====== Dataset records
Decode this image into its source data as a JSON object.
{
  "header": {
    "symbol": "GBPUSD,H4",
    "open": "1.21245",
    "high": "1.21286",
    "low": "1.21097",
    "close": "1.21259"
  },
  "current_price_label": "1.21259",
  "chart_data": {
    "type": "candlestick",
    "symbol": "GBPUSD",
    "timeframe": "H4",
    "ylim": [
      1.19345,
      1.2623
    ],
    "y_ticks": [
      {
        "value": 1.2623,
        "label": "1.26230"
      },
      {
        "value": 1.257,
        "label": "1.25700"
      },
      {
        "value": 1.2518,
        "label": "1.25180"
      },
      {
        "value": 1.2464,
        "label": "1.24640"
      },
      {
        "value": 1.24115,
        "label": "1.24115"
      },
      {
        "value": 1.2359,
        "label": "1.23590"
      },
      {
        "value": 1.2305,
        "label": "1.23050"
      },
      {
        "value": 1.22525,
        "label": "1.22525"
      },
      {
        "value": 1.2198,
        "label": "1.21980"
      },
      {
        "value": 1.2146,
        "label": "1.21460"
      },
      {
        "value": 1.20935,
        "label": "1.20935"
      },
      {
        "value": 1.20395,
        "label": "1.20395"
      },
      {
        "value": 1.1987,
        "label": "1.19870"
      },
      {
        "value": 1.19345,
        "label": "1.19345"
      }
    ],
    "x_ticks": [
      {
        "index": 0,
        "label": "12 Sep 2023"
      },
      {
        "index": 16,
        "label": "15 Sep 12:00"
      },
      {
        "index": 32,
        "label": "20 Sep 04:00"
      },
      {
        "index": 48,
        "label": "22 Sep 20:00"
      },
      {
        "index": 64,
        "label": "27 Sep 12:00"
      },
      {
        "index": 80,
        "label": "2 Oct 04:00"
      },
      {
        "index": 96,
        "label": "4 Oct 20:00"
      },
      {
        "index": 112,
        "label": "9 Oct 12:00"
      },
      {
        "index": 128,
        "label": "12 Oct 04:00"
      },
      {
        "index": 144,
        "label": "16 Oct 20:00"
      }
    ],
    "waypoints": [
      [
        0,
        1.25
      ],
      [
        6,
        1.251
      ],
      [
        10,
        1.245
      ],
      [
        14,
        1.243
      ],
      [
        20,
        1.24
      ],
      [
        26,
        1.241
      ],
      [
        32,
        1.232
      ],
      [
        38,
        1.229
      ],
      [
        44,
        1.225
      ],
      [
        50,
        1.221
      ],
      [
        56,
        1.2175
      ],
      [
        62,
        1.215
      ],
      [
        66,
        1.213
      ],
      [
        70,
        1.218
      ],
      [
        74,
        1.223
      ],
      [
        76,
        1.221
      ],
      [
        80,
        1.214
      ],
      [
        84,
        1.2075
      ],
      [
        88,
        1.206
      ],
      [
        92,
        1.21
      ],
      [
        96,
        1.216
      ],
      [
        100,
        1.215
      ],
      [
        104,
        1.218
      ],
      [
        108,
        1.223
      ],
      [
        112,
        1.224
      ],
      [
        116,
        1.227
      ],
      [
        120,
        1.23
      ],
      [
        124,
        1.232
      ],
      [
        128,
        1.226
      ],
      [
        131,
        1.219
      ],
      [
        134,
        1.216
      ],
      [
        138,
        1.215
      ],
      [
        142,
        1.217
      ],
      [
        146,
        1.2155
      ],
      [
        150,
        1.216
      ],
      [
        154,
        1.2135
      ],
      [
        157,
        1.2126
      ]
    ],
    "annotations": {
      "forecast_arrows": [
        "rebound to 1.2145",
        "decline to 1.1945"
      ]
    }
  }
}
============
Hand back the material above in full, exactly as written.

| Complete response |
Decode this image into its source data as a JSON object.
{
  "header": {
    "symbol": "GBPUSD,H4",
    "open": "1.21245",
    "high": "1.21286",
    "low": "1.21097",
    "close": "1.21259"
  },
  "current_price_label": "1.21259",
  "chart_data": {
    "type": "candlestick",
    "symbol": "GBPUSD",
    "timeframe": "H4",
    "ylim": [
      1.19345,
      1.2623
    ],
    "y_ticks": [
      {
        "value": 1.2623,
        "label": "1.26230"
      },
      {
        "value": 1.257,
        "label": "1.25700"
      },
      {
        "value": 1.2518,
        "label": "1.25180"
      },
      {
        "value": 1.2464,
        "label": "1.24640"
      },
      {
        "value": 1.24115,
        "label": "1.24115"
      },
      {
        "value": 1.2359,
        "label": "1.23590"
      },
      {
        "value": 1.2305,
        "label": "1.23050"
      },
      {
        "value": 1.22525,
        "label": "1.22525"
      },
      {
        "value": 1.2198,
        "label": "1.21980"
      },
      {
        "value": 1.2146,
        "label": "1.21460"
      },
      {
        "value": 1.20935,
        "label": "1.20935"
      },
      {
        "value": 1.20395,
        "label": "1.20395"
      },
      {
        "value": 1.1987,
        "label": "1.19870"
      },
      {
        "value": 1.19345,
        "label": "1.19345"
      }
    ],
    "x_ticks": [
      {
        "index": 0,
        "label": "12 Sep 2023"
      },
      {
        "index": 16,
        "label": "15 Sep 12:00"
      },
      {
        "index": 32,
        "label": "20 Sep 04:00"
      },
      {
        "index": 48,
        "label": "22 Sep 20:00"
      },
      {
        "index": 64,
        "label": "27 Sep 12:00"
      },
      {
        "index": 80,
        "label": "2 Oct 04:00"
      },
      {
        "index": 96,
        "label": "4 Oct 20:00"
      },
      {
        "index": 112,
        "label": "9 Oct 12:00"
      },
      {
        "index": 128,
        "label": "12 Oct 04:00"
      },
      {
        "index": 144,
        "label": "16 Oct 20:00"
      }
    ],
    "waypoints": [
      [
        0,
        1.25
      ],
      [
        6,
        1.251
      ],
      [
        10,
        1.245
      ],
      [
        14,
        1.243
      ],
      [
        20,
        1.24
      ],
      [
        26,
        1.241
      ],
      [
        32,
        1.232
      ],
      [
        38,
        1.229
      ],
      [
        44,
        1.225
      ],
      [
        50,
        1.221
      ],
      [
        56,
        1.2175
      ],
      [
        62,
        1.215
      ],
      [
        66,
        1.213
      ],
      [
        70,
        1.218
      ],
      [
        74,
        1.223
      ],
      [
        76,
        1.221
      ],
      [
        80,
        1.214
      ],
      [
        84,
        1.2075
      ],
      [
        88,
        1.206
      ],
      [
        92,
        1.21
      ],
      [
        96,
        1.216
      ],
      [
        100,
        1.215
      ],
      [
        104,
        1.218
      ],
      [
        108,
        1.223
      ],
      [
        112,
        1.224
      ],
      [
        116,
        1.227
      ],
      [
        120,
        1.23
      ],
      [
        124,
        1.232
      ],
      [
        128,
        1.226
      ],
      [
        131,
        1.219
      ],
      [
        134,
        1.216
      ],
      [
        138,
        1.215
      ],
      [
        142,
        1.217
      ],
      [
        146,
        1.2155
      ],
      [
        150,
        1.216
      ],
      [
        154,
        1.2135
      ],
      [
        157,
        1.2126
      ]
    ],
    "annotations": {
      "forecast_arrows": [
        "rebound to 1.2145",
        "decline to 1.1945"
      ]
    }
  }
}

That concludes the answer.